**REQUEST**
The data below should be printed in full, exactly, and without any of its images.
═════ RECORDS PROVIDED
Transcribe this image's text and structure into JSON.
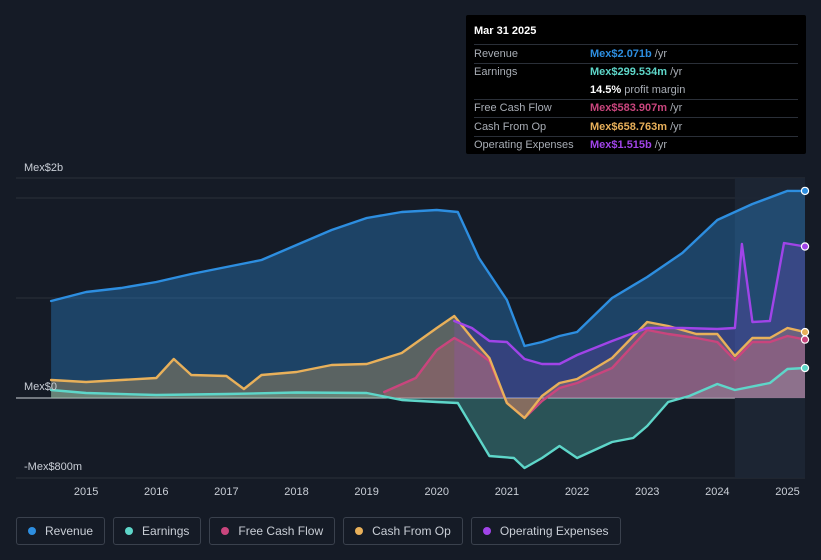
{
  "chart_data": {
    "type": "area",
    "currency_unit": "MXN",
    "y_labels": {
      "top": "Mex$2b",
      "zero": "Mex$0",
      "bottom": "-Mex$800m"
    },
    "ylim": [
      -800,
      2200
    ],
    "xlim": [
      2014.0,
      2025.25
    ],
    "x_ticks": [
      "2015",
      "2016",
      "2017",
      "2018",
      "2019",
      "2020",
      "2021",
      "2022",
      "2023",
      "2024",
      "2025"
    ],
    "forecast_start": 2024.25,
    "series": [
      {
        "name": "Revenue",
        "color": "#2d8ee0",
        "points": [
          [
            2014.5,
            970
          ],
          [
            2015,
            1060
          ],
          [
            2015.5,
            1100
          ],
          [
            2016,
            1160
          ],
          [
            2016.5,
            1240
          ],
          [
            2017,
            1310
          ],
          [
            2017.5,
            1380
          ],
          [
            2018,
            1530
          ],
          [
            2018.5,
            1680
          ],
          [
            2019,
            1800
          ],
          [
            2019.5,
            1860
          ],
          [
            2020,
            1880
          ],
          [
            2020.3,
            1860
          ],
          [
            2020.6,
            1400
          ],
          [
            2021,
            980
          ],
          [
            2021.25,
            520
          ],
          [
            2021.5,
            560
          ],
          [
            2021.75,
            620
          ],
          [
            2022,
            660
          ],
          [
            2022.5,
            1000
          ],
          [
            2023,
            1210
          ],
          [
            2023.5,
            1450
          ],
          [
            2024,
            1780
          ],
          [
            2024.5,
            1940
          ],
          [
            2025,
            2071
          ],
          [
            2025.25,
            2071
          ]
        ]
      },
      {
        "name": "Earnings",
        "color": "#5ed6c9",
        "points": [
          [
            2014.5,
            80
          ],
          [
            2015,
            50
          ],
          [
            2016,
            30
          ],
          [
            2017,
            40
          ],
          [
            2018,
            55
          ],
          [
            2019,
            50
          ],
          [
            2019.5,
            -20
          ],
          [
            2020,
            -40
          ],
          [
            2020.3,
            -50
          ],
          [
            2020.75,
            -580
          ],
          [
            2021.1,
            -600
          ],
          [
            2021.25,
            -700
          ],
          [
            2021.5,
            -600
          ],
          [
            2021.75,
            -480
          ],
          [
            2022,
            -600
          ],
          [
            2022.5,
            -440
          ],
          [
            2022.8,
            -400
          ],
          [
            2023,
            -280
          ],
          [
            2023.3,
            -40
          ],
          [
            2023.6,
            20
          ],
          [
            2024,
            140
          ],
          [
            2024.25,
            80
          ],
          [
            2024.75,
            150
          ],
          [
            2025,
            290
          ],
          [
            2025.25,
            299.534
          ]
        ]
      },
      {
        "name": "Free Cash Flow",
        "color": "#c9457d",
        "points": [
          [
            2019.25,
            60
          ],
          [
            2019.7,
            200
          ],
          [
            2020,
            480
          ],
          [
            2020.25,
            600
          ],
          [
            2020.5,
            500
          ],
          [
            2020.75,
            370
          ],
          [
            2021,
            -50
          ],
          [
            2021.25,
            -200
          ],
          [
            2021.5,
            -30
          ],
          [
            2021.75,
            100
          ],
          [
            2022,
            150
          ],
          [
            2022.5,
            300
          ],
          [
            2023,
            680
          ],
          [
            2023.3,
            640
          ],
          [
            2023.7,
            600
          ],
          [
            2024,
            560
          ],
          [
            2024.25,
            380
          ],
          [
            2024.5,
            560
          ],
          [
            2024.75,
            560
          ],
          [
            2025,
            620
          ],
          [
            2025.25,
            583.907
          ]
        ]
      },
      {
        "name": "Cash From Op",
        "color": "#e8b05a",
        "points": [
          [
            2014.5,
            180
          ],
          [
            2015,
            160
          ],
          [
            2015.5,
            180
          ],
          [
            2016,
            200
          ],
          [
            2016.25,
            390
          ],
          [
            2016.5,
            230
          ],
          [
            2017,
            220
          ],
          [
            2017.25,
            90
          ],
          [
            2017.5,
            230
          ],
          [
            2018,
            260
          ],
          [
            2018.5,
            330
          ],
          [
            2019,
            340
          ],
          [
            2019.5,
            450
          ],
          [
            2020,
            700
          ],
          [
            2020.25,
            820
          ],
          [
            2020.5,
            600
          ],
          [
            2020.75,
            400
          ],
          [
            2021,
            -50
          ],
          [
            2021.25,
            -200
          ],
          [
            2021.5,
            20
          ],
          [
            2021.75,
            150
          ],
          [
            2022,
            190
          ],
          [
            2022.5,
            400
          ],
          [
            2023,
            760
          ],
          [
            2023.3,
            720
          ],
          [
            2023.7,
            640
          ],
          [
            2024,
            640
          ],
          [
            2024.25,
            420
          ],
          [
            2024.5,
            600
          ],
          [
            2024.75,
            600
          ],
          [
            2025,
            700
          ],
          [
            2025.25,
            658.763
          ]
        ]
      },
      {
        "name": "Operating Expenses",
        "color": "#a044e8",
        "points": [
          [
            2020.25,
            770
          ],
          [
            2020.5,
            700
          ],
          [
            2020.75,
            570
          ],
          [
            2021,
            560
          ],
          [
            2021.25,
            390
          ],
          [
            2021.5,
            340
          ],
          [
            2021.75,
            340
          ],
          [
            2022,
            430
          ],
          [
            2022.5,
            570
          ],
          [
            2023,
            700
          ],
          [
            2023.5,
            700
          ],
          [
            2024,
            690
          ],
          [
            2024.25,
            700
          ],
          [
            2024.35,
            1540
          ],
          [
            2024.5,
            760
          ],
          [
            2024.75,
            770
          ],
          [
            2024.95,
            1550
          ],
          [
            2025.25,
            1515
          ]
        ]
      }
    ]
  },
  "tooltip": {
    "date": "Mar 31 2025",
    "rows": [
      {
        "label": "Revenue",
        "value": "Mex$2.071b",
        "unit": "/yr",
        "color": "#2d8ee0"
      },
      {
        "label": "Earnings",
        "value": "Mex$299.534m",
        "unit": "/yr",
        "color": "#5ed6c9"
      },
      {
        "label": "",
        "value": "14.5%",
        "unit": "profit margin",
        "color": "#ffffff"
      },
      {
        "label": "Free Cash Flow",
        "value": "Mex$583.907m",
        "unit": "/yr",
        "color": "#c9457d"
      },
      {
        "label": "Cash From Op",
        "value": "Mex$658.763m",
        "unit": "/yr",
        "color": "#e8b05a"
      },
      {
        "label": "Operating Expenses",
        "value": "Mex$1.515b",
        "unit": "/yr",
        "color": "#a044e8"
      }
    ]
  },
  "legend": [
    {
      "label": "Revenue",
      "color": "#2d8ee0"
    },
    {
      "label": "Earnings",
      "color": "#5ed6c9"
    },
    {
      "label": "Free Cash Flow",
      "color": "#c9457d"
    },
    {
      "label": "Cash From Op",
      "color": "#e8b05a"
    },
    {
      "label": "Operating Expenses",
      "color": "#a044e8"
    }
  ]
}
══════════
**RESPONSE TO THIS TASK**
Transcribe this image's text and structure into JSON.
{
  "chart_data": {
    "type": "area",
    "currency_unit": "MXN",
    "y_labels": {
      "top": "Mex$2b",
      "zero": "Mex$0",
      "bottom": "-Mex$800m"
    },
    "ylim": [
      -800,
      2200
    ],
    "xlim": [
      2014.0,
      2025.25
    ],
    "x_ticks": [
      "2015",
      "2016",
      "2017",
      "2018",
      "2019",
      "2020",
      "2021",
      "2022",
      "2023",
      "2024",
      "2025"
    ],
    "forecast_start": 2024.25,
    "series": [
      {
        "name": "Revenue",
        "color": "#2d8ee0",
        "points": [
          [
            2014.5,
            970
          ],
          [
            2015,
            1060
          ],
          [
            2015.5,
            1100
          ],
          [
            2016,
            1160
          ],
          [
            2016.5,
            1240
          ],
          [
            2017,
            1310
          ],
          [
            2017.5,
            1380
          ],
          [
            2018,
            1530
          ],
          [
            2018.5,
            1680
          ],
          [
            2019,
            1800
          ],
          [
            2019.5,
            1860
          ],
          [
            2020,
            1880
          ],
          [
            2020.3,
            1860
          ],
          [
            2020.6,
            1400
          ],
          [
            2021,
            980
          ],
          [
            2021.25,
            520
          ],
          [
            2021.5,
            560
          ],
          [
            2021.75,
            620
          ],
          [
            2022,
            660
          ],
          [
            2022.5,
            1000
          ],
          [
            2023,
            1210
          ],
          [
            2023.5,
            1450
          ],
          [
            2024,
            1780
          ],
          [
            2024.5,
            1940
          ],
          [
            2025,
            2071
          ],
          [
            2025.25,
            2071
          ]
        ]
      },
      {
        "name": "Earnings",
        "color": "#5ed6c9",
        "points": [
          [
            2014.5,
            80
          ],
          [
            2015,
            50
          ],
          [
            2016,
            30
          ],
          [
            2017,
            40
          ],
          [
            2018,
            55
          ],
          [
            2019,
            50
          ],
          [
            2019.5,
            -20
          ],
          [
            2020,
            -40
          ],
          [
            2020.3,
            -50
          ],
          [
            2020.75,
            -580
          ],
          [
            2021.1,
            -600
          ],
          [
            2021.25,
            -700
          ],
          [
            2021.5,
            -600
          ],
          [
            2021.75,
            -480
          ],
          [
            2022,
            -600
          ],
          [
            2022.5,
            -440
          ],
          [
            2022.8,
            -400
          ],
          [
            2023,
            -280
          ],
          [
            2023.3,
            -40
          ],
          [
            2023.6,
            20
          ],
          [
            2024,
            140
          ],
          [
            2024.25,
            80
          ],
          [
            2024.75,
            150
          ],
          [
            2025,
            290
          ],
          [
            2025.25,
            299.534
          ]
        ]
      },
      {
        "name": "Free Cash Flow",
        "color": "#c9457d",
        "points": [
          [
            2019.25,
            60
          ],
          [
            2019.7,
            200
          ],
          [
            2020,
            480
          ],
          [
            2020.25,
            600
          ],
          [
            2020.5,
            500
          ],
          [
            2020.75,
            370
          ],
          [
            2021,
            -50
          ],
          [
            2021.25,
            -200
          ],
          [
            2021.5,
            -30
          ],
          [
            2021.75,
            100
          ],
          [
            2022,
            150
          ],
          [
            2022.5,
            300
          ],
          [
            2023,
            680
          ],
          [
            2023.3,
            640
          ],
          [
            2023.7,
            600
          ],
          [
            2024,
            560
          ],
          [
            2024.25,
            380
          ],
          [
            2024.5,
            560
          ],
          [
            2024.75,
            560
          ],
          [
            2025,
            620
          ],
          [
            2025.25,
            583.907
          ]
        ]
      },
      {
        "name": "Cash From Op",
        "color": "#e8b05a",
        "points": [
          [
            2014.5,
            180
          ],
          [
            2015,
            160
          ],
          [
            2015.5,
            180
          ],
          [
            2016,
            200
          ],
          [
            2016.25,
            390
          ],
          [
            2016.5,
            230
          ],
          [
            2017,
            220
          ],
          [
            2017.25,
            90
          ],
          [
            2017.5,
            230
          ],
          [
            2018,
            260
          ],
          [
            2018.5,
            330
          ],
          [
            2019,
            340
          ],
          [
            2019.5,
            450
          ],
          [
            2020,
            700
          ],
          [
            2020.25,
            820
          ],
          [
            2020.5,
            600
          ],
          [
            2020.75,
            400
          ],
          [
            2021,
            -50
          ],
          [
            2021.25,
            -200
          ],
          [
            2021.5,
            20
          ],
          [
            2021.75,
            150
          ],
          [
            2022,
            190
          ],
          [
            2022.5,
            400
          ],
          [
            2023,
            760
          ],
          [
            2023.3,
            720
          ],
          [
            2023.7,
            640
          ],
          [
            2024,
            640
          ],
          [
            2024.25,
            420
          ],
          [
            2024.5,
            600
          ],
          [
            2024.75,
            600
          ],
          [
            2025,
            700
          ],
          [
            2025.25,
            658.763
          ]
        ]
      },
      {
        "name": "Operating Expenses",
        "color": "#a044e8",
        "points": [
          [
            2020.25,
            770
          ],
          [
            2020.5,
            700
          ],
          [
            2020.75,
            570
          ],
          [
            2021,
            560
          ],
          [
            2021.25,
            390
          ],
          [
            2021.5,
            340
          ],
          [
            2021.75,
            340
          ],
          [
            2022,
            430
          ],
          [
            2022.5,
            570
          ],
          [
            2023,
            700
          ],
          [
            2023.5,
            700
          ],
          [
            2024,
            690
          ],
          [
            2024.25,
            700
          ],
          [
            2024.35,
            1540
          ],
          [
            2024.5,
            760
          ],
          [
            2024.75,
            770
          ],
          [
            2024.95,
            1550
          ],
          [
            2025.25,
            1515
          ]
        ]
      }
    ]
  },
  "tooltip": {
    "date": "Mar 31 2025",
    "rows": [
      {
        "label": "Revenue",
        "value": "Mex$2.071b",
        "unit": "/yr",
        "color": "#2d8ee0"
      },
      {
        "label": "Earnings",
        "value": "Mex$299.534m",
        "unit": "/yr",
        "color": "#5ed6c9"
      },
      {
        "label": "",
        "value": "14.5%",
        "unit": "profit margin",
        "color": "#ffffff"
      },
      {
        "label": "Free Cash Flow",
        "value": "Mex$583.907m",
        "unit": "/yr",
        "color": "#c9457d"
      },
      {
        "label": "Cash From Op",
        "value": "Mex$658.763m",
        "unit": "/yr",
        "color": "#e8b05a"
      },
      {
        "label": "Operating Expenses",
        "value": "Mex$1.515b",
        "unit": "/yr",
        "color": "#a044e8"
      }
    ]
  },
  "legend": [
    {
      "label": "Revenue",
      "color": "#2d8ee0"
    },
    {
      "label": "Earnings",
      "color": "#5ed6c9"
    },
    {
      "label": "Free Cash Flow",
      "color": "#c9457d"
    },
    {
      "label": "Cash From Op",
      "color": "#e8b05a"
    },
    {
      "label": "Operating Expenses",
      "color": "#a044e8"
    }
  ]
}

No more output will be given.